[start of RECORD LIST]
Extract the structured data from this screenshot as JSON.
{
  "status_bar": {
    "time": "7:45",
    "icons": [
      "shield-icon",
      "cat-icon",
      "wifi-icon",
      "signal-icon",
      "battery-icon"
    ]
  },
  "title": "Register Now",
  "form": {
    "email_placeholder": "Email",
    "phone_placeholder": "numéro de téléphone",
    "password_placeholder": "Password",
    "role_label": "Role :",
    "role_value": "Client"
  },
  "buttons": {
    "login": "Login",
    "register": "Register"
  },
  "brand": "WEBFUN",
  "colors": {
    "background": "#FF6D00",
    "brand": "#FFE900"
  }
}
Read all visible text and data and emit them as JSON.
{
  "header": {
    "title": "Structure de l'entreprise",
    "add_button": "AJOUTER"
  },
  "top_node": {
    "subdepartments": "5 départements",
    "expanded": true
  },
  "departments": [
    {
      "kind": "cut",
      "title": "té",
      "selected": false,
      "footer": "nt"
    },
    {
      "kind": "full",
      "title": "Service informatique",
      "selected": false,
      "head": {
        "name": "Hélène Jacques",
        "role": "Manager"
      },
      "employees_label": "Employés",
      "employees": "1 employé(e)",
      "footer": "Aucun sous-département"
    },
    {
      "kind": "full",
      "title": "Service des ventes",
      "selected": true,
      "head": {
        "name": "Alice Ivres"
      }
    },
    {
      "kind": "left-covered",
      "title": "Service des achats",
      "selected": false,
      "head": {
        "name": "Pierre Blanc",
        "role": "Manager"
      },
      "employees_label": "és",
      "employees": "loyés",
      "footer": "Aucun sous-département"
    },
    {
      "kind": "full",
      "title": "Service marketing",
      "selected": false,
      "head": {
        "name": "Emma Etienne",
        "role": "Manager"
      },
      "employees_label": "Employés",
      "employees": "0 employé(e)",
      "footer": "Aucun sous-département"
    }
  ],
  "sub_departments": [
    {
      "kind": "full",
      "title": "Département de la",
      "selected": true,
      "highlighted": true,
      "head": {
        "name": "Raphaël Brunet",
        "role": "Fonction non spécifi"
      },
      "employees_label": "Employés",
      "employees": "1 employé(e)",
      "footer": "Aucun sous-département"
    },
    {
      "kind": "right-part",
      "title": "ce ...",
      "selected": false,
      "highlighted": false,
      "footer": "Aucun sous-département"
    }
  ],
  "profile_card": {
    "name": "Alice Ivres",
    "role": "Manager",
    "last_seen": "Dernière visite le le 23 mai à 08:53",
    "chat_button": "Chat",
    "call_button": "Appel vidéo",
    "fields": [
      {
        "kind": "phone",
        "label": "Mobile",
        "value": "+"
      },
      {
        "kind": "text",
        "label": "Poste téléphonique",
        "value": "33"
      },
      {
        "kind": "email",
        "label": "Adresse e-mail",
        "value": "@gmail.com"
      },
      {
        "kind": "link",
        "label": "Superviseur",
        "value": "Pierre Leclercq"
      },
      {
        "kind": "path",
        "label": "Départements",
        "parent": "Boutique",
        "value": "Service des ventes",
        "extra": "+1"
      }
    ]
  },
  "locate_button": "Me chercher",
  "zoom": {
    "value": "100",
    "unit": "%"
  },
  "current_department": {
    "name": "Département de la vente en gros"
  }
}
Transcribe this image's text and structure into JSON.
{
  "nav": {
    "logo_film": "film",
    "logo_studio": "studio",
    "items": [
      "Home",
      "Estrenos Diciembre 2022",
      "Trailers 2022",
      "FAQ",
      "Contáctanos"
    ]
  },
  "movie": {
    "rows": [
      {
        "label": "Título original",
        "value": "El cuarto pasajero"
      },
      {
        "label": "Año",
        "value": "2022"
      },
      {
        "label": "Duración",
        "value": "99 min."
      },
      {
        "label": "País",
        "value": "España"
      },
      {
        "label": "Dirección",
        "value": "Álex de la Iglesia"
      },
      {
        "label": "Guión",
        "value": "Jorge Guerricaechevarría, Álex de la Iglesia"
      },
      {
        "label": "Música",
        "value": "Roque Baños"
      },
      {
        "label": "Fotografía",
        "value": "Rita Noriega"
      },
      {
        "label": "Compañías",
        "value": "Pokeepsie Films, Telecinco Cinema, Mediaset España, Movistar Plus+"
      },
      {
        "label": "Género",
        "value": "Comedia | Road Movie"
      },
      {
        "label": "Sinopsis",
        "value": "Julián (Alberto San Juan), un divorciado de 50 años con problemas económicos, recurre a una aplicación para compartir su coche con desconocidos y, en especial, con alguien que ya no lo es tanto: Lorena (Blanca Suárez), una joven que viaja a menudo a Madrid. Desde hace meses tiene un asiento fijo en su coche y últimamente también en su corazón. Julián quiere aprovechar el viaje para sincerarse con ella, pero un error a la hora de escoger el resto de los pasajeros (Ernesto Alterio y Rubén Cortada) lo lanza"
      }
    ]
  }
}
[end of RECORD LIST]
DIRECTION: Reproduce every record above exactly as it appears.

RESPONSE BELOW:
Extract the structured data from this screenshot as JSON.
{
  "status_bar": {
    "time": "7:45",
    "icons": [
      "shield-icon",
      "cat-icon",
      "wifi-icon",
      "signal-icon",
      "battery-icon"
    ]
  },
  "title": "Register Now",
  "form": {
    "email_placeholder": "Email",
    "phone_placeholder": "numéro de téléphone",
    "password_placeholder": "Password",
    "role_label": "Role :",
    "role_value": "Client"
  },
  "buttons": {
    "login": "Login",
    "register": "Register"
  },
  "brand": "WEBFUN",
  "colors": {
    "background": "#FF6D00",
    "brand": "#FFE900"
  }
}
Read all visible text and data and emit them as JSON.
{
  "header": {
    "title": "Structure de l'entreprise",
    "add_button": "AJOUTER"
  },
  "top_node": {
    "subdepartments": "5 départements",
    "expanded": true
  },
  "departments": [
    {
      "kind": "cut",
      "title": "té",
      "selected": false,
      "footer": "nt"
    },
    {
      "kind": "full",
      "title": "Service informatique",
      "selected": false,
      "head": {
        "name": "Hélène Jacques",
        "role": "Manager"
      },
      "employees_label": "Employés",
      "employees": "1 employé(e)",
      "footer": "Aucun sous-département"
    },
    {
      "kind": "full",
      "title": "Service des ventes",
      "selected": true,
      "head": {
        "name": "Alice Ivres"
      }
    },
    {
      "kind": "left-covered",
      "title": "Service des achats",
      "selected": false,
      "head": {
        "name": "Pierre Blanc",
        "role": "Manager"
      },
      "employees_label": "és",
      "employees": "loyés",
      "footer": "Aucun sous-département"
    },
    {
      "kind": "full",
      "title": "Service marketing",
      "selected": false,
      "head": {
        "name": "Emma Etienne",
        "role": "Manager"
      },
      "employees_label": "Employés",
      "employees": "0 employé(e)",
      "footer": "Aucun sous-département"
    }
  ],
  "sub_departments": [
    {
      "kind": "full",
      "title": "Département de la",
      "selected": true,
      "highlighted": true,
      "head": {
        "name": "Raphaël Brunet",
        "role": "Fonction non spécifi"
      },
      "employees_label": "Employés",
      "employees": "1 employé(e)",
      "footer": "Aucun sous-département"
    },
    {
      "kind": "right-part",
      "title": "ce ...",
      "selected": false,
      "highlighted": false,
      "footer": "Aucun sous-département"
    }
  ],
  "profile_card": {
    "name": "Alice Ivres",
    "role": "Manager",
    "last_seen": "Dernière visite le le 23 mai à 08:53",
    "chat_button": "Chat",
    "call_button": "Appel vidéo",
    "fields": [
      {
        "kind": "phone",
        "label": "Mobile",
        "value": "+"
      },
      {
        "kind": "text",
        "label": "Poste téléphonique",
        "value": "33"
      },
      {
        "kind": "email",
        "label": "Adresse e-mail",
        "value": "@gmail.com"
      },
      {
        "kind": "link",
        "label": "Superviseur",
        "value": "Pierre Leclercq"
      },
      {
        "kind": "path",
        "label": "Départements",
        "parent": "Boutique",
        "value": "Service des ventes",
        "extra": "+1"
      }
    ]
  },
  "locate_button": "Me chercher",
  "zoom": {
    "value": "100",
    "unit": "%"
  },
  "current_department": {
    "name": "Département de la vente en gros"
  }
}
Transcribe this image's text and structure into JSON.
{
  "nav": {
    "logo_film": "film",
    "logo_studio": "studio",
    "items": [
      "Home",
      "Estrenos Diciembre 2022",
      "Trailers 2022",
      "FAQ",
      "Contáctanos"
    ]
  },
  "movie": {
    "rows": [
      {
        "label": "Título original",
        "value": "El cuarto pasajero"
      },
      {
        "label": "Año",
        "value": "2022"
      },
      {
        "label": "Duración",
        "value": "99 min."
      },
      {
        "label": "País",
        "value": "España"
      },
      {
        "label": "Dirección",
        "value": "Álex de la Iglesia"
      },
      {
        "label": "Guión",
        "value": "Jorge Guerricaechevarría, Álex de la Iglesia"
      },
      {
        "label": "Música",
        "value": "Roque Baños"
      },
      {
        "label": "Fotografía",
        "value": "Rita Noriega"
      },
      {
        "label": "Compañías",
        "value": "Pokeepsie Films, Telecinco Cinema, Mediaset España, Movistar Plus+"
      },
      {
        "label": "Género",
        "value": "Comedia | Road Movie"
      },
      {
        "label": "Sinopsis",
        "value": "Julián (Alberto San Juan), un divorciado de 50 años con problemas económicos, recurre a una aplicación para compartir su coche con desconocidos y, en especial, con alguien que ya no lo es tanto: Lorena (Blanca Suárez), una joven que viaja a menudo a Madrid. Desde hace meses tiene un asiento fijo en su coche y últimamente también en su corazón. Julián quiere aprovechar el viaje para sincerarse con ella, pero un error a la hora de escoger el resto de los pasajeros (Ernesto Alterio y Rubén Cortada) lo lanza"
      }
    ]
  }
}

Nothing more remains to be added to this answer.